Stored items from a collection:
____

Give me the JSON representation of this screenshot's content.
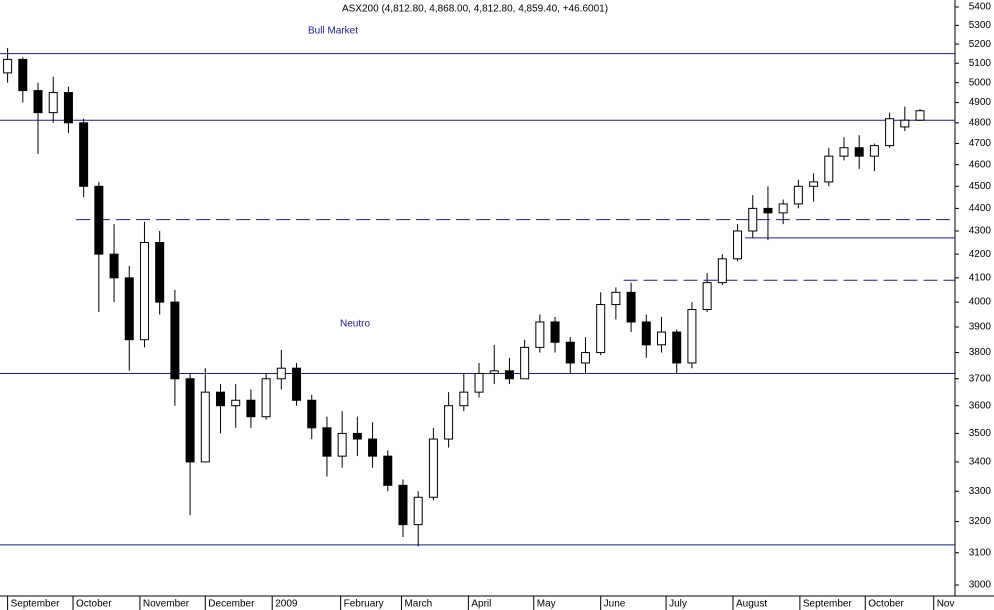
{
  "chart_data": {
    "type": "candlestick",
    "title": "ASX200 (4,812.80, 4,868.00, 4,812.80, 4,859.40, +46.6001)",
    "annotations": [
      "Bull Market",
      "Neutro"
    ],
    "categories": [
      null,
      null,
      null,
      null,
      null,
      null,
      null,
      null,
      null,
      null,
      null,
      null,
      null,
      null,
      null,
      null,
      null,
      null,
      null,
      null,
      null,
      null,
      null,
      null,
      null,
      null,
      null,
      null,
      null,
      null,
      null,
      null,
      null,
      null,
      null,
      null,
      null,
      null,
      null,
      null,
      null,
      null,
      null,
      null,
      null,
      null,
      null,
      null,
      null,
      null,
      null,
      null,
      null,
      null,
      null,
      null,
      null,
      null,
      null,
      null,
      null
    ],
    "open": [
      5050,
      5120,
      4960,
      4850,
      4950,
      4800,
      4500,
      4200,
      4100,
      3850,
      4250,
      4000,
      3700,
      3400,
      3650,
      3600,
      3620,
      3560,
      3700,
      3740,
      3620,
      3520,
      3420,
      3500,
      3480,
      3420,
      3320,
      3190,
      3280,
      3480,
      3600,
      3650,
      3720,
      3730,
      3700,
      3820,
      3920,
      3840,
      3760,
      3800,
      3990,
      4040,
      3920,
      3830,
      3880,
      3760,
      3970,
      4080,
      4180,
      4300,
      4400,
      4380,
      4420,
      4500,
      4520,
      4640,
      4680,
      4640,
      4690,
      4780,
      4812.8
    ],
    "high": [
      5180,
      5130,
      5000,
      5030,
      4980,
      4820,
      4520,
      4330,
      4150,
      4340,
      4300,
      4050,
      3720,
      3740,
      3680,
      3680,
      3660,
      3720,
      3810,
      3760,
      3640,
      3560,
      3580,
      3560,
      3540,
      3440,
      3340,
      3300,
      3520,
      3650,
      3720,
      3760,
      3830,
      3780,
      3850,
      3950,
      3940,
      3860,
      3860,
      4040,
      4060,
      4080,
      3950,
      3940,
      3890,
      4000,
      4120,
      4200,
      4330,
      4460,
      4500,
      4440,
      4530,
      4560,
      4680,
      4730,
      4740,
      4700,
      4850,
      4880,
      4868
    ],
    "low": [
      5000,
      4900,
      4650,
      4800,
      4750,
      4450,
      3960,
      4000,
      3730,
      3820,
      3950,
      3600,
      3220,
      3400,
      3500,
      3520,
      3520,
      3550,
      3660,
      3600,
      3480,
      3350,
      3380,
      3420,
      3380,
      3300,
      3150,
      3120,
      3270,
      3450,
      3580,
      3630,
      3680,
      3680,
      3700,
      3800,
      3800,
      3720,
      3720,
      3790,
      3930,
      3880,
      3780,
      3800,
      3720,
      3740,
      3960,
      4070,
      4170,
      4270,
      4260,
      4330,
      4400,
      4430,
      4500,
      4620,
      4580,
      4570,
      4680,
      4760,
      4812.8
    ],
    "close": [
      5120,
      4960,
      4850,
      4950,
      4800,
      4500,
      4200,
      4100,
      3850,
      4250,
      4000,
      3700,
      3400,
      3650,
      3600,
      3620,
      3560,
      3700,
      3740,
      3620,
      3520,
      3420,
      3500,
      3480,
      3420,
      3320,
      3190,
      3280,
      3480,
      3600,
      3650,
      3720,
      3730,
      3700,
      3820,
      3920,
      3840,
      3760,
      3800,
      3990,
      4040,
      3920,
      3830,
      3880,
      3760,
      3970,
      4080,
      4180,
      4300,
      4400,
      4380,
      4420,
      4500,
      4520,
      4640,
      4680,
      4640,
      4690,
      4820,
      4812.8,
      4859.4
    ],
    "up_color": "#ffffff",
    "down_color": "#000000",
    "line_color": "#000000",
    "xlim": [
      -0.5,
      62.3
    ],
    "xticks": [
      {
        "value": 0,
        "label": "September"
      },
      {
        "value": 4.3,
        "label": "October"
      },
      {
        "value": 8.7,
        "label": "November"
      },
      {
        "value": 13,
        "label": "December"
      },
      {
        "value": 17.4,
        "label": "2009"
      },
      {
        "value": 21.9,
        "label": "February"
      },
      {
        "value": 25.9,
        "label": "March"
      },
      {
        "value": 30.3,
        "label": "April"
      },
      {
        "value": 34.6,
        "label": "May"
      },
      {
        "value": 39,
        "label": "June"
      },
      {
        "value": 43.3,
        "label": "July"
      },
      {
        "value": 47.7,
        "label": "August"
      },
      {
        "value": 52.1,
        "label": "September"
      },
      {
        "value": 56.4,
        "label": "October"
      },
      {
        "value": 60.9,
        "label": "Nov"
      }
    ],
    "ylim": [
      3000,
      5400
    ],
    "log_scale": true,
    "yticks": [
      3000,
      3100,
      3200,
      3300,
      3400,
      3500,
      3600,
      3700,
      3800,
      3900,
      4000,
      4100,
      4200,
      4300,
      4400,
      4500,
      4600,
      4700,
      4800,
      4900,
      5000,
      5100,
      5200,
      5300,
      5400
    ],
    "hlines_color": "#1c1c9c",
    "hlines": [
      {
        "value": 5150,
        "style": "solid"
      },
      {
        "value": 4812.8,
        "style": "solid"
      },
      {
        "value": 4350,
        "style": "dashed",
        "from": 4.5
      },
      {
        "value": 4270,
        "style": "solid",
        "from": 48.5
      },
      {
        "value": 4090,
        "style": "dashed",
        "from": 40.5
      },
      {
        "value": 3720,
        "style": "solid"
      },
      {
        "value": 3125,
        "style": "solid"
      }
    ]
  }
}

____

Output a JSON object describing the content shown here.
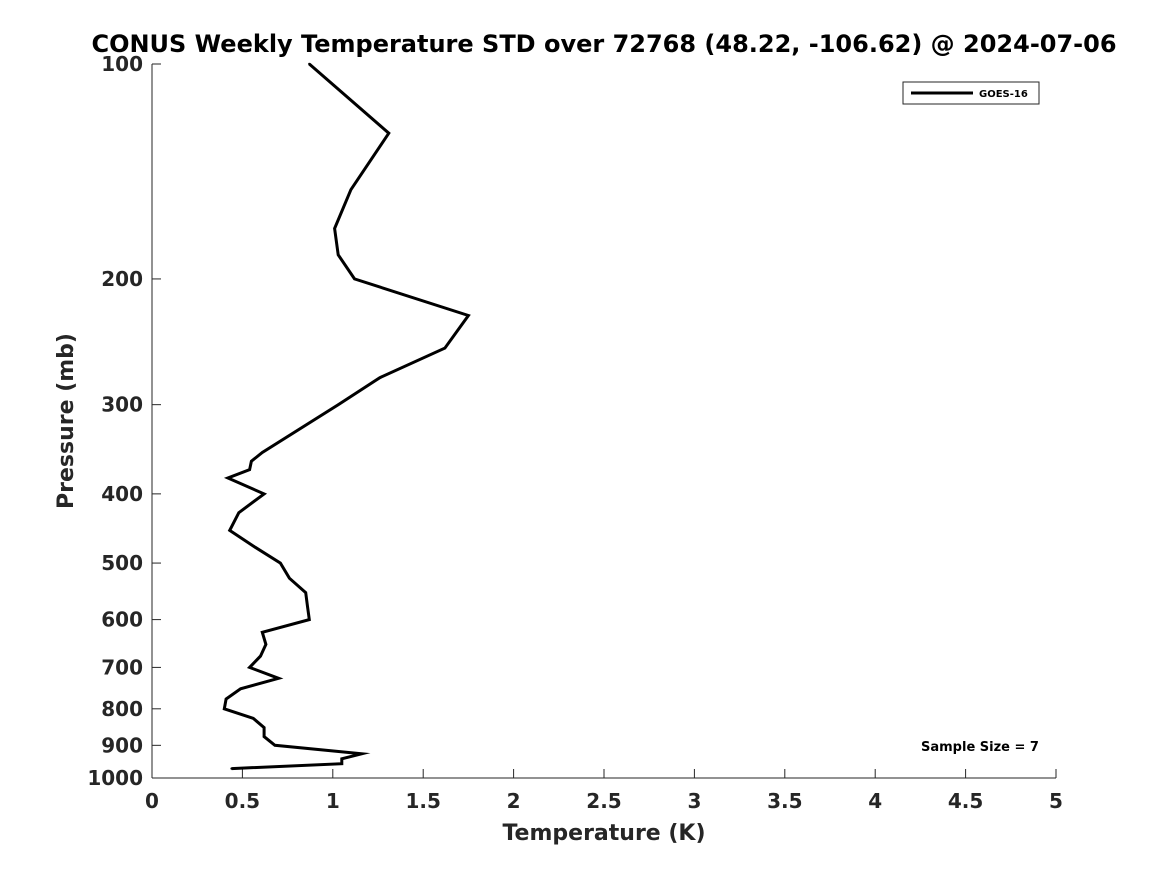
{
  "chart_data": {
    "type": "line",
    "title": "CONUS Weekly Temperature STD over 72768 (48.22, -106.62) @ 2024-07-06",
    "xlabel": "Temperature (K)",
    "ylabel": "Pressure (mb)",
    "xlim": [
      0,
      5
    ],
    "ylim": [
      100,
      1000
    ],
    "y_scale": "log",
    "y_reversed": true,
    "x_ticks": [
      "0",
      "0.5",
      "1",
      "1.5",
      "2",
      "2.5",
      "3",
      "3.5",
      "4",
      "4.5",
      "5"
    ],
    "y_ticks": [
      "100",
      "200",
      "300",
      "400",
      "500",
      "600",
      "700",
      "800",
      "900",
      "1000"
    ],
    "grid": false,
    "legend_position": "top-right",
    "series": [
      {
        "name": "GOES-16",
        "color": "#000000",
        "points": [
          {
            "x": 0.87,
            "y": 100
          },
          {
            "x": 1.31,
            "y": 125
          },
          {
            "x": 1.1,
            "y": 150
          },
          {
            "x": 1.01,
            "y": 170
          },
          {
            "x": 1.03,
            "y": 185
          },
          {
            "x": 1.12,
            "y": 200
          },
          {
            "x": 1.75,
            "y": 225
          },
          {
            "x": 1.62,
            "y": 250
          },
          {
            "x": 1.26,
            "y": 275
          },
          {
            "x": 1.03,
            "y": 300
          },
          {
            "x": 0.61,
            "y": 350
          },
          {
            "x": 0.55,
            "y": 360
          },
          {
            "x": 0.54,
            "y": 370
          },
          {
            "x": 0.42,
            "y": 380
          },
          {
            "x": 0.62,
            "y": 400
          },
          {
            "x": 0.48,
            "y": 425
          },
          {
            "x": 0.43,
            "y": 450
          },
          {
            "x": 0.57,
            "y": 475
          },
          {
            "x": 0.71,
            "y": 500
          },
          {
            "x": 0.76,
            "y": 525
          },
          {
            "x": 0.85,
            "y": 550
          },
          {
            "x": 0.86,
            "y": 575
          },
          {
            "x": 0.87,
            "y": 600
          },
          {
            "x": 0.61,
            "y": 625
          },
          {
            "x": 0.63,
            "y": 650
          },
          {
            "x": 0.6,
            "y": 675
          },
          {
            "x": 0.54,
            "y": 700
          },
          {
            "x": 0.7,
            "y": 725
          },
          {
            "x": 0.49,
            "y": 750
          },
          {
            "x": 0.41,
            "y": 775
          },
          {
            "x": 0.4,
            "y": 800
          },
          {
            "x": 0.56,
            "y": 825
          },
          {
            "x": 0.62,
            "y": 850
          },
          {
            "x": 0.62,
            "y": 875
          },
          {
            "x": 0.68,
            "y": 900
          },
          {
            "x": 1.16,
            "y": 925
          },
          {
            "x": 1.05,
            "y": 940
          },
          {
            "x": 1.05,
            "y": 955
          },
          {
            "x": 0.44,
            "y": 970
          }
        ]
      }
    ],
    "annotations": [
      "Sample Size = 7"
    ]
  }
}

____

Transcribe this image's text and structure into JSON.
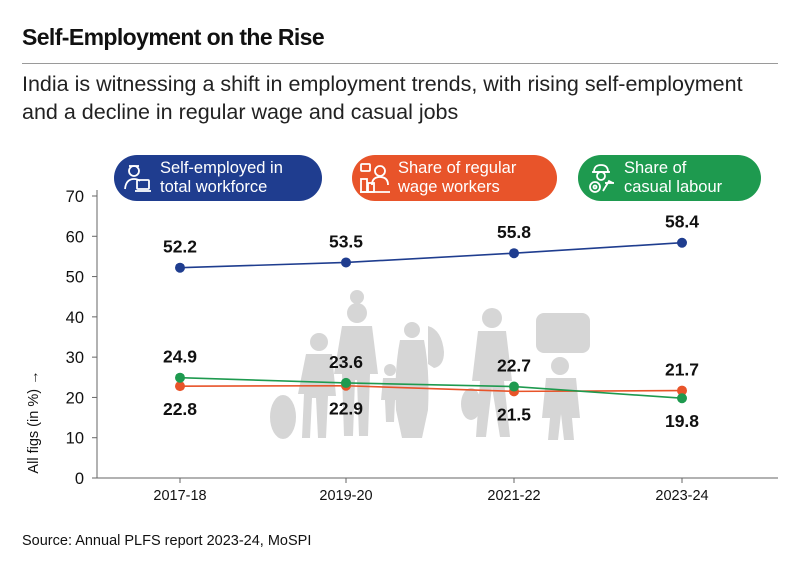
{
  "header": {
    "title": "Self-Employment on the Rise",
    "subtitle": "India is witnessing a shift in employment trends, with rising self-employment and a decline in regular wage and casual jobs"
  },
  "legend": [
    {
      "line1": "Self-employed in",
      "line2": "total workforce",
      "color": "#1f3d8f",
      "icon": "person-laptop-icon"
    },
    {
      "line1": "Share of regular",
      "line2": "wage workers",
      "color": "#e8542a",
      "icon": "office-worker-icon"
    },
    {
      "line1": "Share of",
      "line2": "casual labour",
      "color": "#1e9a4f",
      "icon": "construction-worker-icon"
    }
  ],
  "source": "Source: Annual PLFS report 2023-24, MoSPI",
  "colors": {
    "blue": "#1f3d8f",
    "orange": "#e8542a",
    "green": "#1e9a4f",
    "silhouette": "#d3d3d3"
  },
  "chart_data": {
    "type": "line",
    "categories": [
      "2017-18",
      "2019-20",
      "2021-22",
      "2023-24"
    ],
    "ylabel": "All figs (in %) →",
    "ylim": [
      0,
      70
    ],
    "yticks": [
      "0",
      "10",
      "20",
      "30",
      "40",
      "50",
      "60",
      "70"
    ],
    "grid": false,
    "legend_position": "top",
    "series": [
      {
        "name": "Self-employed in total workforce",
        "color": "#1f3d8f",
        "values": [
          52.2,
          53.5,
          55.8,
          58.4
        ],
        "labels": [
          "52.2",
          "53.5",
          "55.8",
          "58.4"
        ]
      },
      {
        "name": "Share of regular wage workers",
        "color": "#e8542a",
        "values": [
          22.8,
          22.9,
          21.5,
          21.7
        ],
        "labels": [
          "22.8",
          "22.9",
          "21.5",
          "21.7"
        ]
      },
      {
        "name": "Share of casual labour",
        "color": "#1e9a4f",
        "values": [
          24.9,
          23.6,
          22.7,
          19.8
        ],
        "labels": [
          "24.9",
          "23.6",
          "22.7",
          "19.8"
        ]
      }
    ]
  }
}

____

§ AIM OF THE EXERCISE:
State how many lines of the listing above include the word "workforce". Give nothing but the number.

§ ANSWER:
2